**INSTRUCTION**
Without altering anything, repeat each of the records.

**DATASET EXTRACT**

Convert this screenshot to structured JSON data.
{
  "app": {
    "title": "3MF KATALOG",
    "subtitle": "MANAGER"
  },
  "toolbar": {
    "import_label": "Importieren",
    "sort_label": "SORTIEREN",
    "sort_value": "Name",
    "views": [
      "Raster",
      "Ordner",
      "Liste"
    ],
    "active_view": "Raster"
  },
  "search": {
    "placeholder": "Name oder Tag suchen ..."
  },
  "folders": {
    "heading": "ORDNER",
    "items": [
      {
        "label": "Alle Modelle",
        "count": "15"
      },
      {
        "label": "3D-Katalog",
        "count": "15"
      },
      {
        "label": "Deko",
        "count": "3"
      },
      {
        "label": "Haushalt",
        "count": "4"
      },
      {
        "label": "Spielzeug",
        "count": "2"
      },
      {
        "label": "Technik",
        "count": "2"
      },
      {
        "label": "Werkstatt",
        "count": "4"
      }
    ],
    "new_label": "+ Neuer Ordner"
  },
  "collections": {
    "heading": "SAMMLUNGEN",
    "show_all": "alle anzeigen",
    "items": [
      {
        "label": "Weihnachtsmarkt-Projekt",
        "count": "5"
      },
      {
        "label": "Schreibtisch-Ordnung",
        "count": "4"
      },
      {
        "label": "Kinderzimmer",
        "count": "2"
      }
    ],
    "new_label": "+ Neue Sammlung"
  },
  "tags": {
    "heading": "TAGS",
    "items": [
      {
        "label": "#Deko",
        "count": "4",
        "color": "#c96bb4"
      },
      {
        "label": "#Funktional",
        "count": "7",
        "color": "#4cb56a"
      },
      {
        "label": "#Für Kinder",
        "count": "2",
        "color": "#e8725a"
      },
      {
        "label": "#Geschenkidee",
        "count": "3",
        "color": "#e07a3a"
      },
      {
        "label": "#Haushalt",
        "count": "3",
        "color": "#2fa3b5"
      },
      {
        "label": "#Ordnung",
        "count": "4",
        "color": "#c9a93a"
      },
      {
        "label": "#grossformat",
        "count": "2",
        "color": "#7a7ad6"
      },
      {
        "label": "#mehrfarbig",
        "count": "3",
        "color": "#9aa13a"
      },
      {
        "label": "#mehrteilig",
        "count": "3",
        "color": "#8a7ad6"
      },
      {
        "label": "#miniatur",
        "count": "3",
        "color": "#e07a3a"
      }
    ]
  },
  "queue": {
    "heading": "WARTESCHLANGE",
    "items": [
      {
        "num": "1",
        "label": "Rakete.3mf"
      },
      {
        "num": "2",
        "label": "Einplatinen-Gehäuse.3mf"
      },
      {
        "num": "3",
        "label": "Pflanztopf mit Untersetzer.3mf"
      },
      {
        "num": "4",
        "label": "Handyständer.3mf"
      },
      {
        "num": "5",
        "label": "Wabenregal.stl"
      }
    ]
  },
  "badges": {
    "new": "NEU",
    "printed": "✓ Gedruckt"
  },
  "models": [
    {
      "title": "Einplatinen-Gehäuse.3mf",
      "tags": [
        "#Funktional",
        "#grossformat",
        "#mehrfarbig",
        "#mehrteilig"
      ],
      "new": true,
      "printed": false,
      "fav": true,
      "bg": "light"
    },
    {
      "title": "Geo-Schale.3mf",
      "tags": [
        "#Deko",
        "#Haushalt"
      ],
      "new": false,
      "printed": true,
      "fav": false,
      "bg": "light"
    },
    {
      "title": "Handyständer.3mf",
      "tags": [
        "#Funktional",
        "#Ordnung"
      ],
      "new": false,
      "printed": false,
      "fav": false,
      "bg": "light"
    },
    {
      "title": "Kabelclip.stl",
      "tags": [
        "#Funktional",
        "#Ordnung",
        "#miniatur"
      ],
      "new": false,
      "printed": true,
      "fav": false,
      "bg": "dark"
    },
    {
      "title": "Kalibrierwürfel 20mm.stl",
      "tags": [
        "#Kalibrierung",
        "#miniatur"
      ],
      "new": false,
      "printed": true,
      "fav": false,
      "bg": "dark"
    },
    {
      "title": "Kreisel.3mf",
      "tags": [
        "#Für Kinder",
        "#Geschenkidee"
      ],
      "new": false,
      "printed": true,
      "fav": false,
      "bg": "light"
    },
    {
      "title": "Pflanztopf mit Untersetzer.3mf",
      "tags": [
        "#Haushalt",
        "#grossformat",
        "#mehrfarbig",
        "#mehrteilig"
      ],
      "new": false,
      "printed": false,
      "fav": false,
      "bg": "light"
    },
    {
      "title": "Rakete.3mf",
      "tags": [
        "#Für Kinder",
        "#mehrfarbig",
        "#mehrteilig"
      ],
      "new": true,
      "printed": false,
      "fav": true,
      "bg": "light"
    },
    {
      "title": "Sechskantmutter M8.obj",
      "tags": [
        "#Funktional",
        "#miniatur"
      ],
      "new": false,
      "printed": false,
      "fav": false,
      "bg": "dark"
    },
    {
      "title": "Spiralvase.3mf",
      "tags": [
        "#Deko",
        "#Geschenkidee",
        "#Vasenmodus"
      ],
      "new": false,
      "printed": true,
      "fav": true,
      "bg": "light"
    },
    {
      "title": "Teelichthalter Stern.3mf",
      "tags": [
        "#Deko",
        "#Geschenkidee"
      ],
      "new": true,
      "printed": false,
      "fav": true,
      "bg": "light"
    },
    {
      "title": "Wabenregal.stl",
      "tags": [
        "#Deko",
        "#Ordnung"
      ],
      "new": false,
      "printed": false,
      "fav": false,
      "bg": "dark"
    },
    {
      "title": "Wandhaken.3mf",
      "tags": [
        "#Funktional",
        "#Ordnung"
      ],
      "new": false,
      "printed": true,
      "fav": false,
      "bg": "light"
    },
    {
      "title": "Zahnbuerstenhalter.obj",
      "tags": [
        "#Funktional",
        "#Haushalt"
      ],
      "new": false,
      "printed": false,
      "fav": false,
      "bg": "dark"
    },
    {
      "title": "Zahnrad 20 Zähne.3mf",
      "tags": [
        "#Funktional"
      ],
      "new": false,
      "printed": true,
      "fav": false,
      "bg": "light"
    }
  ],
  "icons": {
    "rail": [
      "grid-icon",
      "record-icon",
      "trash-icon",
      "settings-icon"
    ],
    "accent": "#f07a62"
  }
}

**ANSWER TO THIS TASK**
Convert this screenshot to structured JSON data.
{
  "app": {
    "title": "3MF KATALOG",
    "subtitle": "MANAGER"
  },
  "toolbar": {
    "import_label": "Importieren",
    "sort_label": "SORTIEREN",
    "sort_value": "Name",
    "views": [
      "Raster",
      "Ordner",
      "Liste"
    ],
    "active_view": "Raster"
  },
  "search": {
    "placeholder": "Name oder Tag suchen ..."
  },
  "folders": {
    "heading": "ORDNER",
    "items": [
      {
        "label": "Alle Modelle",
        "count": "15"
      },
      {
        "label": "3D-Katalog",
        "count": "15"
      },
      {
        "label": "Deko",
        "count": "3"
      },
      {
        "label": "Haushalt",
        "count": "4"
      },
      {
        "label": "Spielzeug",
        "count": "2"
      },
      {
        "label": "Technik",
        "count": "2"
      },
      {
        "label": "Werkstatt",
        "count": "4"
      }
    ],
    "new_label": "+ Neuer Ordner"
  },
  "collections": {
    "heading": "SAMMLUNGEN",
    "show_all": "alle anzeigen",
    "items": [
      {
        "label": "Weihnachtsmarkt-Projekt",
        "count": "5"
      },
      {
        "label": "Schreibtisch-Ordnung",
        "count": "4"
      },
      {
        "label": "Kinderzimmer",
        "count": "2"
      }
    ],
    "new_label": "+ Neue Sammlung"
  },
  "tags": {
    "heading": "TAGS",
    "items": [
      {
        "label": "#Deko",
        "count": "4",
        "color": "#c96bb4"
      },
      {
        "label": "#Funktional",
        "count": "7",
        "color": "#4cb56a"
      },
      {
        "label": "#Für Kinder",
        "count": "2",
        "color": "#e8725a"
      },
      {
        "label": "#Geschenkidee",
        "count": "3",
        "color": "#e07a3a"
      },
      {
        "label": "#Haushalt",
        "count": "3",
        "color": "#2fa3b5"
      },
      {
        "label": "#Ordnung",
        "count": "4",
        "color": "#c9a93a"
      },
      {
        "label": "#grossformat",
        "count": "2",
        "color": "#7a7ad6"
      },
      {
        "label": "#mehrfarbig",
        "count": "3",
        "color": "#9aa13a"
      },
      {
        "label": "#mehrteilig",
        "count": "3",
        "color": "#8a7ad6"
      },
      {
        "label": "#miniatur",
        "count": "3",
        "color": "#e07a3a"
      }
    ]
  },
  "queue": {
    "heading": "WARTESCHLANGE",
    "items": [
      {
        "num": "1",
        "label": "Rakete.3mf"
      },
      {
        "num": "2",
        "label": "Einplatinen-Gehäuse.3mf"
      },
      {
        "num": "3",
        "label": "Pflanztopf mit Untersetzer.3mf"
      },
      {
        "num": "4",
        "label": "Handyständer.3mf"
      },
      {
        "num": "5",
        "label": "Wabenregal.stl"
      }
    ]
  },
  "badges": {
    "new": "NEU",
    "printed": "✓ Gedruckt"
  },
  "models": [
    {
      "title": "Einplatinen-Gehäuse.3mf",
      "tags": [
        "#Funktional",
        "#grossformat",
        "#mehrfarbig",
        "#mehrteilig"
      ],
      "new": true,
      "printed": false,
      "fav": true,
      "bg": "light"
    },
    {
      "title": "Geo-Schale.3mf",
      "tags": [
        "#Deko",
        "#Haushalt"
      ],
      "new": false,
      "printed": true,
      "fav": false,
      "bg": "light"
    },
    {
      "title": "Handyständer.3mf",
      "tags": [
        "#Funktional",
        "#Ordnung"
      ],
      "new": false,
      "printed": false,
      "fav": false,
      "bg": "light"
    },
    {
      "title": "Kabelclip.stl",
      "tags": [
        "#Funktional",
        "#Ordnung",
        "#miniatur"
      ],
      "new": false,
      "printed": true,
      "fav": false,
      "bg": "dark"
    },
    {
      "title": "Kalibrierwürfel 20mm.stl",
      "tags": [
        "#Kalibrierung",
        "#miniatur"
      ],
      "new": false,
      "printed": true,
      "fav": false,
      "bg": "dark"
    },
    {
      "title": "Kreisel.3mf",
      "tags": [
        "#Für Kinder",
        "#Geschenkidee"
      ],
      "new": false,
      "printed": true,
      "fav": false,
      "bg": "light"
    },
    {
      "title": "Pflanztopf mit Untersetzer.3mf",
      "tags": [
        "#Haushalt",
        "#grossformat",
        "#mehrfarbig",
        "#mehrteilig"
      ],
      "new": false,
      "printed": false,
      "fav": false,
      "bg": "light"
    },
    {
      "title": "Rakete.3mf",
      "tags": [
        "#Für Kinder",
        "#mehrfarbig",
        "#mehrteilig"
      ],
      "new": true,
      "printed": false,
      "fav": true,
      "bg": "light"
    },
    {
      "title": "Sechskantmutter M8.obj",
      "tags": [
        "#Funktional",
        "#miniatur"
      ],
      "new": false,
      "printed": false,
      "fav": false,
      "bg": "dark"
    },
    {
      "title": "Spiralvase.3mf",
      "tags": [
        "#Deko",
        "#Geschenkidee",
        "#Vasenmodus"
      ],
      "new": false,
      "printed": true,
      "fav": true,
      "bg": "light"
    },
    {
      "title": "Teelichthalter Stern.3mf",
      "tags": [
        "#Deko",
        "#Geschenkidee"
      ],
      "new": true,
      "printed": false,
      "fav": true,
      "bg": "light"
    },
    {
      "title": "Wabenregal.stl",
      "tags": [
        "#Deko",
        "#Ordnung"
      ],
      "new": false,
      "printed": false,
      "fav": false,
      "bg": "dark"
    },
    {
      "title": "Wandhaken.3mf",
      "tags": [
        "#Funktional",
        "#Ordnung"
      ],
      "new": false,
      "printed": true,
      "fav": false,
      "bg": "light"
    },
    {
      "title": "Zahnbuerstenhalter.obj",
      "tags": [
        "#Funktional",
        "#Haushalt"
      ],
      "new": false,
      "printed": false,
      "fav": false,
      "bg": "dark"
    },
    {
      "title": "Zahnrad 20 Zähne.3mf",
      "tags": [
        "#Funktional"
      ],
      "new": false,
      "printed": true,
      "fav": false,
      "bg": "light"
    }
  ],
  "icons": {
    "rail": [
      "grid-icon",
      "record-icon",
      "trash-icon",
      "settings-icon"
    ],
    "accent": "#f07a62"
  }
}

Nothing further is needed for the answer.